▸ Task: Write out the material exactly, with the pictures left out.
****************************************
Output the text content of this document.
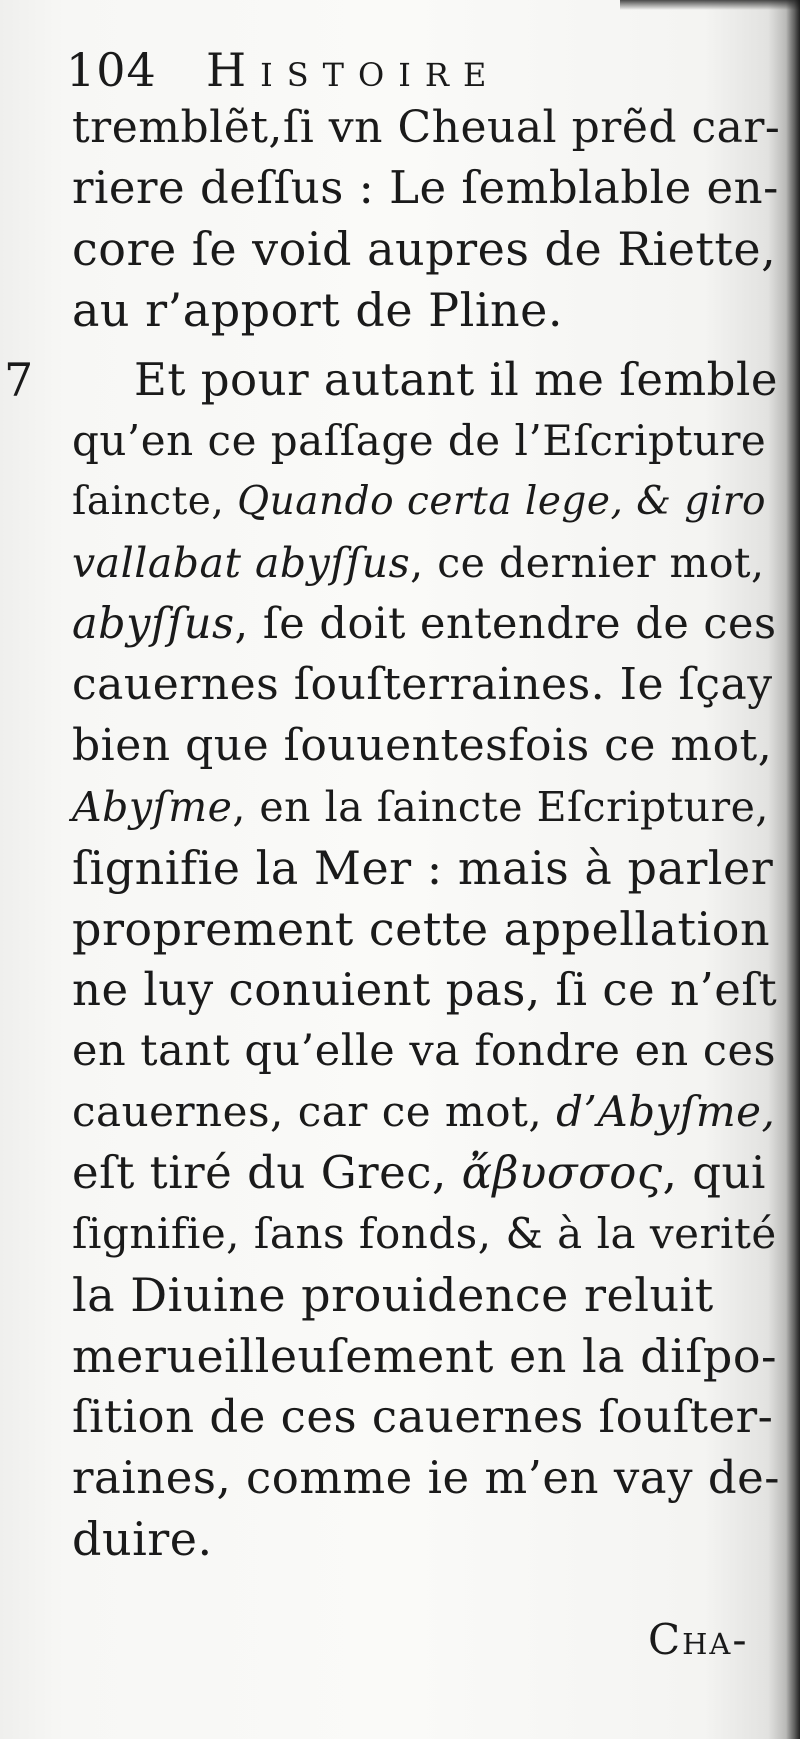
104 Histoire
7
tremblẽt,ſi vn Cheual prẽd car-
riere deſſus : Le ſemblable en-
core ſe void aupres de Riette,
au r’apport de Pline.
Et pour autant il me ſemble
qu’en ce paſſage de l’Eſcripture
ſaincte, Quando certa lege, & giro
vallabat abyſſus, ce dernier mot,
abyſſus, ſe doit entendre de ces
cauernes ſouſterraines. Ie ſçay
bien que ſouuentesfois ce mot,
Abyſme, en la ſaincte Eſcripture,
ſignifie la Mer : mais à parler
proprement cette appellation
ne luy conuient pas, ſi ce n’eſt
en tant qu’elle va fondre en ces
cauernes, car ce mot, d’Abyſme,
eſt tiré du Grec, ἄβυσσος, qui
ſignifie, ſans fonds, & à la verité
la Diuine prouidence reluit
merueilleuſement en la diſpo-
ſition de ces cauernes ſouſter-
raines, comme ie m’en vay de-
duire.
Cha-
****************************************
▸ Result below:
Output the text content of this document.
104 Histoire
7
tremblẽt,ſi vn Cheual prẽd car-
riere deſſus : Le ſemblable en-
core ſe void aupres de Riette,
au r’apport de Pline.
Et pour autant il me ſemble
qu’en ce paſſage de l’Eſcripture
ſaincte, Quando certa lege, & giro
vallabat abyſſus, ce dernier mot,
abyſſus, ſe doit entendre de ces
cauernes ſouſterraines. Ie ſçay
bien que ſouuentesfois ce mot,
Abyſme, en la ſaincte Eſcripture,
ſignifie la Mer : mais à parler
proprement cette appellation
ne luy conuient pas, ſi ce n’eſt
en tant qu’elle va fondre en ces
cauernes, car ce mot, d’Abyſme,
eſt tiré du Grec, ἄβυσσος, qui
ſignifie, ſans fonds, & à la verité
la Diuine prouidence reluit
merueilleuſement en la diſpo-
ſition de ces cauernes ſouſter-
raines, comme ie m’en vay de-
duire.
Cha-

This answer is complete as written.